* STATED PROBLEM
Search the entries for the word "name" and pull out each line that has it.

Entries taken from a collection

--- begin ---

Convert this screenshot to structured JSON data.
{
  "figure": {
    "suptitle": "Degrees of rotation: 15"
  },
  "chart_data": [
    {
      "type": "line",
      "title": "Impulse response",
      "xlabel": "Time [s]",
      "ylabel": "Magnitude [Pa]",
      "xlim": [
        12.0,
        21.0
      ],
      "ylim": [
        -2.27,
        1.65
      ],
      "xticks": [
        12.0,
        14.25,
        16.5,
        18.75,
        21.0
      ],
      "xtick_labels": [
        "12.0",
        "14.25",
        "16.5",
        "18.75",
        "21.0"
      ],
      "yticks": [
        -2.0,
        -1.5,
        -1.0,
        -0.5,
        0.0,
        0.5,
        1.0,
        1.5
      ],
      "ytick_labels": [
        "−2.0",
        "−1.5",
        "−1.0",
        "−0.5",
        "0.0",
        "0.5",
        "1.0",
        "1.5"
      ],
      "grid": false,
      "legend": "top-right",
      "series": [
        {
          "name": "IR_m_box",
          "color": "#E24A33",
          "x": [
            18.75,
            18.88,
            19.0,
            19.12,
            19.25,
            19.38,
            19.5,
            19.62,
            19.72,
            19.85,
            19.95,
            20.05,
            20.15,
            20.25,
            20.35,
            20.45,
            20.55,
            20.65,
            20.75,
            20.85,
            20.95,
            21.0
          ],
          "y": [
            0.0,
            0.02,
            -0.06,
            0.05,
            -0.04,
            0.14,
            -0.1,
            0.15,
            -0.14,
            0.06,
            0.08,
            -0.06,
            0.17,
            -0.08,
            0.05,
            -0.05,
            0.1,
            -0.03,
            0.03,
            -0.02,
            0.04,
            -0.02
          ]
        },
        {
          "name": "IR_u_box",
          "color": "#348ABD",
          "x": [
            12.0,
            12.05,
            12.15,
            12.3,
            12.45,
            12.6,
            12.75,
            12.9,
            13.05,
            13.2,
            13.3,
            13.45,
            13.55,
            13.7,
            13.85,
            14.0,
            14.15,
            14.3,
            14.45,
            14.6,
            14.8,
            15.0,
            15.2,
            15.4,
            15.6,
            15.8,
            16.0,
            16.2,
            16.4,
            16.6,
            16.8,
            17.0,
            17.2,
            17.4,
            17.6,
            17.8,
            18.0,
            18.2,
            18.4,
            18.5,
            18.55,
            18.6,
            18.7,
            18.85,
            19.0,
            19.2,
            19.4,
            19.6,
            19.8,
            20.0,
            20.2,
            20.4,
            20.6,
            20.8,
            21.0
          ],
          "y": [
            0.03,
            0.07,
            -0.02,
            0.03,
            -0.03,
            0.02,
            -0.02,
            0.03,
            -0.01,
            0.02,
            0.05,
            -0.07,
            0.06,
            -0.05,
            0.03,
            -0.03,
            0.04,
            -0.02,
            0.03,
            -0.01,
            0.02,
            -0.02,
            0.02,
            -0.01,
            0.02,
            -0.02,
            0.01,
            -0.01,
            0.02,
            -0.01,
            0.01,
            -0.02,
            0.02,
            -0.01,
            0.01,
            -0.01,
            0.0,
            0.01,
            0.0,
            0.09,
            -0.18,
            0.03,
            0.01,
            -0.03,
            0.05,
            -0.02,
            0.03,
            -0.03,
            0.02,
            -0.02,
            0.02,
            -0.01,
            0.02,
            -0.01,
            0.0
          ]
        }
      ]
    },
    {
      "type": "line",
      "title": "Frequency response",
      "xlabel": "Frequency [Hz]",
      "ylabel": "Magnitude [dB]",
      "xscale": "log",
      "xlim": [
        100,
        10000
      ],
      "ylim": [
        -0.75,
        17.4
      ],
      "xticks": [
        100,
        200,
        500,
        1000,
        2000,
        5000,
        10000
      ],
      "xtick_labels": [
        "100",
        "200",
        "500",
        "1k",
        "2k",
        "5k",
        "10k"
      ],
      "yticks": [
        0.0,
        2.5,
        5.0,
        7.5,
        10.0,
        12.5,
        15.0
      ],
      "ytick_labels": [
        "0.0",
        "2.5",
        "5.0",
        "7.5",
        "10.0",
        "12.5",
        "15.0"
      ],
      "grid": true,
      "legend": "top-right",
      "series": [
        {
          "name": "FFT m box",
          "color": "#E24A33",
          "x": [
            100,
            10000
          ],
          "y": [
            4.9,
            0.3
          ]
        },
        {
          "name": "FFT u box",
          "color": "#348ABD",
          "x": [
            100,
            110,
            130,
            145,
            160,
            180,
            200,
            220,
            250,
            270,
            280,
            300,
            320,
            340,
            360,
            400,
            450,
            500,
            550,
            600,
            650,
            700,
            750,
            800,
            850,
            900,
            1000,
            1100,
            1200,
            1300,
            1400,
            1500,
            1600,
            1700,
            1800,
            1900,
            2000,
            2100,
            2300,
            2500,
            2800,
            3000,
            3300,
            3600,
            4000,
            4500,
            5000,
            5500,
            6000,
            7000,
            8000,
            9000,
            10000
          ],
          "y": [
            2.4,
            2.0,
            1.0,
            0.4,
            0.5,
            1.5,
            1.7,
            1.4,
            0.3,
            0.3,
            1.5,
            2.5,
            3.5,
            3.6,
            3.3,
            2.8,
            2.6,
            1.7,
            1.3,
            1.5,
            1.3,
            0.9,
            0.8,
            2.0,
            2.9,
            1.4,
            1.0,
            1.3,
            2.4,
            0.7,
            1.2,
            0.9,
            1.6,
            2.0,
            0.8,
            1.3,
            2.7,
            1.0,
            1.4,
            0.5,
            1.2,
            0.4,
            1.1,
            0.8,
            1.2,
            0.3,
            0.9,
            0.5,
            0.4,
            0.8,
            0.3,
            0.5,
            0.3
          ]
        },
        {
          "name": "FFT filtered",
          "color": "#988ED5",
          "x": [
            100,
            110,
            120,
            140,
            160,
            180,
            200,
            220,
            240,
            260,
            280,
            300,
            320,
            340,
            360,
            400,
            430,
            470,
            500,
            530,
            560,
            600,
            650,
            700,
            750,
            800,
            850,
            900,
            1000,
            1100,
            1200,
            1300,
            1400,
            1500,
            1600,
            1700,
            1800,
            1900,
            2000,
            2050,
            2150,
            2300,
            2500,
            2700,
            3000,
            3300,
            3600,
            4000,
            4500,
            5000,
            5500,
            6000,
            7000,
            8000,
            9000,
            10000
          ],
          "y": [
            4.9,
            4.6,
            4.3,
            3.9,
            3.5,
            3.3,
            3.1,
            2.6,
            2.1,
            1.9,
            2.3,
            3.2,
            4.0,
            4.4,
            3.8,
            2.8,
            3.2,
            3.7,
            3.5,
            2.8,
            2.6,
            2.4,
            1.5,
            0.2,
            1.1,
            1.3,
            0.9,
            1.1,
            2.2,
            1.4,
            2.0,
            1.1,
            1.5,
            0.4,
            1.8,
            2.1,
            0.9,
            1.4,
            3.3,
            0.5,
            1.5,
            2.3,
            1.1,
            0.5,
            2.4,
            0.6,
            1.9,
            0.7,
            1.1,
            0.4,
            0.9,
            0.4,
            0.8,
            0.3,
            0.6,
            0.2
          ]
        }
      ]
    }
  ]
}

--- end ---

* CORRECT RESULT
          "name": "IR_m_box",
          "name": "IR_u_box",
          "name": "FFT m box",
          "name": "FFT u box",
          "name": "FFT filtered",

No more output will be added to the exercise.